WRITTEN REQUEST
Copy out each line of the material below with no changes.

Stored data
————————

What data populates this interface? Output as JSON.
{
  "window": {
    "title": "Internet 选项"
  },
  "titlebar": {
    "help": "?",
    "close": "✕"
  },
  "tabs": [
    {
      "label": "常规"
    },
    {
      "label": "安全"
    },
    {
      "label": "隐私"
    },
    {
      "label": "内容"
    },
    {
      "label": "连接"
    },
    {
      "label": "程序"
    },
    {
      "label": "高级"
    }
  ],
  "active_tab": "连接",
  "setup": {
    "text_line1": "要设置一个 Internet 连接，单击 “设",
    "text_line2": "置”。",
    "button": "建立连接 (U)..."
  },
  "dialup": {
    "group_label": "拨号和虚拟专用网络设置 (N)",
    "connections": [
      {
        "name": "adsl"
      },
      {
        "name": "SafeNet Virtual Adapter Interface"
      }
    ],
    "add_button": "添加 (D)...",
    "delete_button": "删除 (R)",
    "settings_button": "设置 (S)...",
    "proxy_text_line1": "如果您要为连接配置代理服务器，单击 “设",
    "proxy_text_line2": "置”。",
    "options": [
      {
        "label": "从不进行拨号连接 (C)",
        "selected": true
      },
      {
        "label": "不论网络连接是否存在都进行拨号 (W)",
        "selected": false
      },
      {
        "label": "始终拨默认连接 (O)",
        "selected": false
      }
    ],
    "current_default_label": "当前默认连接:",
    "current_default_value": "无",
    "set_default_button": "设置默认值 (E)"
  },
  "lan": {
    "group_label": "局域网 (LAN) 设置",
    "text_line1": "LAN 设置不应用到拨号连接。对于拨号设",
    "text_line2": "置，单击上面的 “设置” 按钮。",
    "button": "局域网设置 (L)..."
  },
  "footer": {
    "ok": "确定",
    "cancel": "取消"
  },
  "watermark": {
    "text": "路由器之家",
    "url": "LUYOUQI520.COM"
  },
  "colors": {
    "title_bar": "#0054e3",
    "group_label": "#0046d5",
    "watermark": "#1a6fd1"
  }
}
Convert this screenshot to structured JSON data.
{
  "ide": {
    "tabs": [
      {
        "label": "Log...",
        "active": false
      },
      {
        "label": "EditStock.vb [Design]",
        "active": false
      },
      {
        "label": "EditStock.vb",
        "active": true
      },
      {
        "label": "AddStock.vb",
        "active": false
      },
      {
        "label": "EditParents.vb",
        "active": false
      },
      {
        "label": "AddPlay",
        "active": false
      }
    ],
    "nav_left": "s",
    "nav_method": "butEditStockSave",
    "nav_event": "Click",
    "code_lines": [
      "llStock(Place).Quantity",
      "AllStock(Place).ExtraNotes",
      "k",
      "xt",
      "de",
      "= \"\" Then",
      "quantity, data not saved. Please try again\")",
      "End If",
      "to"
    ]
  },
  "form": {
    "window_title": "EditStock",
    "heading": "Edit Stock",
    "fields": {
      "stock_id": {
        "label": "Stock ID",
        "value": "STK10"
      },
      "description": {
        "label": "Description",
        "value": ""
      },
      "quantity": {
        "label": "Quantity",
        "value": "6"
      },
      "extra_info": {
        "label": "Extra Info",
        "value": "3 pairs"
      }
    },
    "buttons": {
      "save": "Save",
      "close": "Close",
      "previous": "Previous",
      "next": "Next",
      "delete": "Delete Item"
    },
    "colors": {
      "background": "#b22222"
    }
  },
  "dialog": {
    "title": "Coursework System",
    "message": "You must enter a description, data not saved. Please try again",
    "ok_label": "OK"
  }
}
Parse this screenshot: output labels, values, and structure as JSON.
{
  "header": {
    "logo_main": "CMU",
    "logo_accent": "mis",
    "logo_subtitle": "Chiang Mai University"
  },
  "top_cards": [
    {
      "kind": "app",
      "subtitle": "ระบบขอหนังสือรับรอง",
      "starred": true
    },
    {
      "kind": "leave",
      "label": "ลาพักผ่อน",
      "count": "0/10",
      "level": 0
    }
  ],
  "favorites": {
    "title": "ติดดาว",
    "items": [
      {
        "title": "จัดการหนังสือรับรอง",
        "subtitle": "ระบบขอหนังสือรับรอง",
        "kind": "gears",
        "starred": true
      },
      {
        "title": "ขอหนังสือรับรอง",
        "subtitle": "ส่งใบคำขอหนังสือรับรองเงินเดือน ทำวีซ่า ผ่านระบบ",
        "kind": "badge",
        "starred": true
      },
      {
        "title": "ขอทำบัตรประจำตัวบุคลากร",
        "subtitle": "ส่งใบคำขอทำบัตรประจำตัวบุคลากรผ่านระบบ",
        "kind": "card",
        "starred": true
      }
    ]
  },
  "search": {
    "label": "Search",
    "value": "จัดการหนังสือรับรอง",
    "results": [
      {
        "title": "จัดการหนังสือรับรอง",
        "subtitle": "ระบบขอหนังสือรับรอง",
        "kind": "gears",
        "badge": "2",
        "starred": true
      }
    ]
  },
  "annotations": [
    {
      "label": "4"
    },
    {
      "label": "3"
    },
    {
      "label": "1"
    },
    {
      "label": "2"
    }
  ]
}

————————

REPLY
What data populates this interface? Output as JSON.
{
  "window": {
    "title": "Internet 选项"
  },
  "titlebar": {
    "help": "?",
    "close": "✕"
  },
  "tabs": [
    {
      "label": "常规"
    },
    {
      "label": "安全"
    },
    {
      "label": "隐私"
    },
    {
      "label": "内容"
    },
    {
      "label": "连接"
    },
    {
      "label": "程序"
    },
    {
      "label": "高级"
    }
  ],
  "active_tab": "连接",
  "setup": {
    "text_line1": "要设置一个 Internet 连接，单击 “设",
    "text_line2": "置”。",
    "button": "建立连接 (U)..."
  },
  "dialup": {
    "group_label": "拨号和虚拟专用网络设置 (N)",
    "connections": [
      {
        "name": "adsl"
      },
      {
        "name": "SafeNet Virtual Adapter Interface"
      }
    ],
    "add_button": "添加 (D)...",
    "delete_button": "删除 (R)",
    "settings_button": "设置 (S)...",
    "proxy_text_line1": "如果您要为连接配置代理服务器，单击 “设",
    "proxy_text_line2": "置”。",
    "options": [
      {
        "label": "从不进行拨号连接 (C)",
        "selected": true
      },
      {
        "label": "不论网络连接是否存在都进行拨号 (W)",
        "selected": false
      },
      {
        "label": "始终拨默认连接 (O)",
        "selected": false
      }
    ],
    "current_default_label": "当前默认连接:",
    "current_default_value": "无",
    "set_default_button": "设置默认值 (E)"
  },
  "lan": {
    "group_label": "局域网 (LAN) 设置",
    "text_line1": "LAN 设置不应用到拨号连接。对于拨号设",
    "text_line2": "置，单击上面的 “设置” 按钮。",
    "button": "局域网设置 (L)..."
  },
  "footer": {
    "ok": "确定",
    "cancel": "取消"
  },
  "watermark": {
    "text": "路由器之家",
    "url": "LUYOUQI520.COM"
  },
  "colors": {
    "title_bar": "#0054e3",
    "group_label": "#0046d5",
    "watermark": "#1a6fd1"
  }
}
Convert this screenshot to structured JSON data.
{
  "ide": {
    "tabs": [
      {
        "label": "Log...",
        "active": false
      },
      {
        "label": "EditStock.vb [Design]",
        "active": false
      },
      {
        "label": "EditStock.vb",
        "active": true
      },
      {
        "label": "AddStock.vb",
        "active": false
      },
      {
        "label": "EditParents.vb",
        "active": false
      },
      {
        "label": "AddPlay",
        "active": false
      }
    ],
    "nav_left": "s",
    "nav_method": "butEditStockSave",
    "nav_event": "Click",
    "code_lines": [
      "llStock(Place).Quantity",
      "AllStock(Place).ExtraNotes",
      "k",
      "xt",
      "de",
      "= \"\" Then",
      "quantity, data not saved. Please try again\")",
      "End If",
      "to"
    ]
  },
  "form": {
    "window_title": "EditStock",
    "heading": "Edit Stock",
    "fields": {
      "stock_id": {
        "label": "Stock ID",
        "value": "STK10"
      },
      "description": {
        "label": "Description",
        "value": ""
      },
      "quantity": {
        "label": "Quantity",
        "value": "6"
      },
      "extra_info": {
        "label": "Extra Info",
        "value": "3 pairs"
      }
    },
    "buttons": {
      "save": "Save",
      "close": "Close",
      "previous": "Previous",
      "next": "Next",
      "delete": "Delete Item"
    },
    "colors": {
      "background": "#b22222"
    }
  },
  "dialog": {
    "title": "Coursework System",
    "message": "You must enter a description, data not saved. Please try again",
    "ok_label": "OK"
  }
}
Parse this screenshot: output labels, values, and structure as JSON.
{
  "header": {
    "logo_main": "CMU",
    "logo_accent": "mis",
    "logo_subtitle": "Chiang Mai University"
  },
  "top_cards": [
    {
      "kind": "app",
      "subtitle": "ระบบขอหนังสือรับรอง",
      "starred": true
    },
    {
      "kind": "leave",
      "label": "ลาพักผ่อน",
      "count": "0/10",
      "level": 0
    }
  ],
  "favorites": {
    "title": "ติดดาว",
    "items": [
      {
        "title": "จัดการหนังสือรับรอง",
        "subtitle": "ระบบขอหนังสือรับรอง",
        "kind": "gears",
        "starred": true
      },
      {
        "title": "ขอหนังสือรับรอง",
        "subtitle": "ส่งใบคำขอหนังสือรับรองเงินเดือน ทำวีซ่า ผ่านระบบ",
        "kind": "badge",
        "starred": true
      },
      {
        "title": "ขอทำบัตรประจำตัวบุคลากร",
        "subtitle": "ส่งใบคำขอทำบัตรประจำตัวบุคลากรผ่านระบบ",
        "kind": "card",
        "starred": true
      }
    ]
  },
  "search": {
    "label": "Search",
    "value": "จัดการหนังสือรับรอง",
    "results": [
      {
        "title": "จัดการหนังสือรับรอง",
        "subtitle": "ระบบขอหนังสือรับรอง",
        "kind": "gears",
        "badge": "2",
        "starred": true
      }
    ]
  },
  "annotations": [
    {
      "label": "4"
    },
    {
      "label": "3"
    },
    {
      "label": "1"
    },
    {
      "label": "2"
    }
  ]
}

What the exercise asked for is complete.